--- begin DATA SECTION ---
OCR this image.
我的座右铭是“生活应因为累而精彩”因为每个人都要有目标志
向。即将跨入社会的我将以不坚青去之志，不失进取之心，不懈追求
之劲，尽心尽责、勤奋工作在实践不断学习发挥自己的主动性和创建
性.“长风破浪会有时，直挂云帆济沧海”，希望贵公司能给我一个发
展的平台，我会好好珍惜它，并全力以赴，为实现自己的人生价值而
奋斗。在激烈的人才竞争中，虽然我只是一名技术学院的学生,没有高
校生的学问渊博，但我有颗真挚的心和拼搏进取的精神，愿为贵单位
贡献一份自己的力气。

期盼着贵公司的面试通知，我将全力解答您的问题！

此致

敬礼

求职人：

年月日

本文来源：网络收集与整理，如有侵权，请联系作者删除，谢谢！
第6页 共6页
--- end DATA SECTION ---
Give the complete listing a second time, exactly as it reads.

TASK RESPONSE |
OCR this image.
我的座右铭是“生活应因为累而精彩”因为每个人都要有目标志
向。即将跨入社会的我将以不坚青去之志，不失进取之心，不懈追求
之劲，尽心尽责、勤奋工作在实践不断学习发挥自己的主动性和创建
性.“长风破浪会有时，直挂云帆济沧海”，希望贵公司能给我一个发
展的平台，我会好好珍惜它，并全力以赴，为实现自己的人生价值而
奋斗。在激烈的人才竞争中，虽然我只是一名技术学院的学生,没有高
校生的学问渊博，但我有颗真挚的心和拼搏进取的精神，愿为贵单位
贡献一份自己的力气。

期盼着贵公司的面试通知，我将全力解答您的问题！

此致

敬礼

求职人：

年月日

本文来源：网络收集与整理，如有侵权，请联系作者删除，谢谢！
第6页 共6页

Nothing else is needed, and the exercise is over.